→ **What you have to do**
Quote every entry word for word.

→ **Data to use**
═══
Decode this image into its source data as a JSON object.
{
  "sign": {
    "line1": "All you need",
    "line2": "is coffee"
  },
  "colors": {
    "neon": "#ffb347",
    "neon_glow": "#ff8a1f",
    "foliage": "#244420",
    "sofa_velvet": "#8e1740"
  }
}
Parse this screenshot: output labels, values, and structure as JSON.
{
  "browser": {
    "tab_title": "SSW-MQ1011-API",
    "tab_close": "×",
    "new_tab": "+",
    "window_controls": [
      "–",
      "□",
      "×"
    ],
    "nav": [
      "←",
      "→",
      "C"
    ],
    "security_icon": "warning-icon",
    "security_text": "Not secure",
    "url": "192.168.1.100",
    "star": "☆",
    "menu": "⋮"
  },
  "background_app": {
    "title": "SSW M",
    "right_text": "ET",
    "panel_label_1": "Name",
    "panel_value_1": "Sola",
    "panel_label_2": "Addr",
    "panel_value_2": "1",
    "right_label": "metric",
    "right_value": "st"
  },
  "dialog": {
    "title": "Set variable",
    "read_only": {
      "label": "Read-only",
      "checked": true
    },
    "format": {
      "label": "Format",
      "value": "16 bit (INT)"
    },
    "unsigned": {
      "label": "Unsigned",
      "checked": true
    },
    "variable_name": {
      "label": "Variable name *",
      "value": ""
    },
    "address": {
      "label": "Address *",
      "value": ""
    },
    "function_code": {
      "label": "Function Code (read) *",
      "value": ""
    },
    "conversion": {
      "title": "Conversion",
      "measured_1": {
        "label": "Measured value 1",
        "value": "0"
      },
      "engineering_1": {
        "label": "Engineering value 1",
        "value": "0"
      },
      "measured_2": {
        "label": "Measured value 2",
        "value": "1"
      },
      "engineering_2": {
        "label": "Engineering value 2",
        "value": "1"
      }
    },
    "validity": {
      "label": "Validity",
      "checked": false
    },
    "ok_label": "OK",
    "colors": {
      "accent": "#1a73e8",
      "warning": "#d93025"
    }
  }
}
═══
→ **Exercise result**
Decode this image into its source data as a JSON object.
{
  "sign": {
    "line1": "All you need",
    "line2": "is coffee"
  },
  "colors": {
    "neon": "#ffb347",
    "neon_glow": "#ff8a1f",
    "foliage": "#244420",
    "sofa_velvet": "#8e1740"
  }
}
Parse this screenshot: output labels, values, and structure as JSON.
{
  "browser": {
    "tab_title": "SSW-MQ1011-API",
    "tab_close": "×",
    "new_tab": "+",
    "window_controls": [
      "–",
      "□",
      "×"
    ],
    "nav": [
      "←",
      "→",
      "C"
    ],
    "security_icon": "warning-icon",
    "security_text": "Not secure",
    "url": "192.168.1.100",
    "star": "☆",
    "menu": "⋮"
  },
  "background_app": {
    "title": "SSW M",
    "right_text": "ET",
    "panel_label_1": "Name",
    "panel_value_1": "Sola",
    "panel_label_2": "Addr",
    "panel_value_2": "1",
    "right_label": "metric",
    "right_value": "st"
  },
  "dialog": {
    "title": "Set variable",
    "read_only": {
      "label": "Read-only",
      "checked": true
    },
    "format": {
      "label": "Format",
      "value": "16 bit (INT)"
    },
    "unsigned": {
      "label": "Unsigned",
      "checked": true
    },
    "variable_name": {
      "label": "Variable name *",
      "value": ""
    },
    "address": {
      "label": "Address *",
      "value": ""
    },
    "function_code": {
      "label": "Function Code (read) *",
      "value": ""
    },
    "conversion": {
      "title": "Conversion",
      "measured_1": {
        "label": "Measured value 1",
        "value": "0"
      },
      "engineering_1": {
        "label": "Engineering value 1",
        "value": "0"
      },
      "measured_2": {
        "label": "Measured value 2",
        "value": "1"
      },
      "engineering_2": {
        "label": "Engineering value 2",
        "value": "1"
      }
    },
    "validity": {
      "label": "Validity",
      "checked": false
    },
    "ok_label": "OK",
    "colors": {
      "accent": "#1a73e8",
      "warning": "#d93025"
    }
  }
}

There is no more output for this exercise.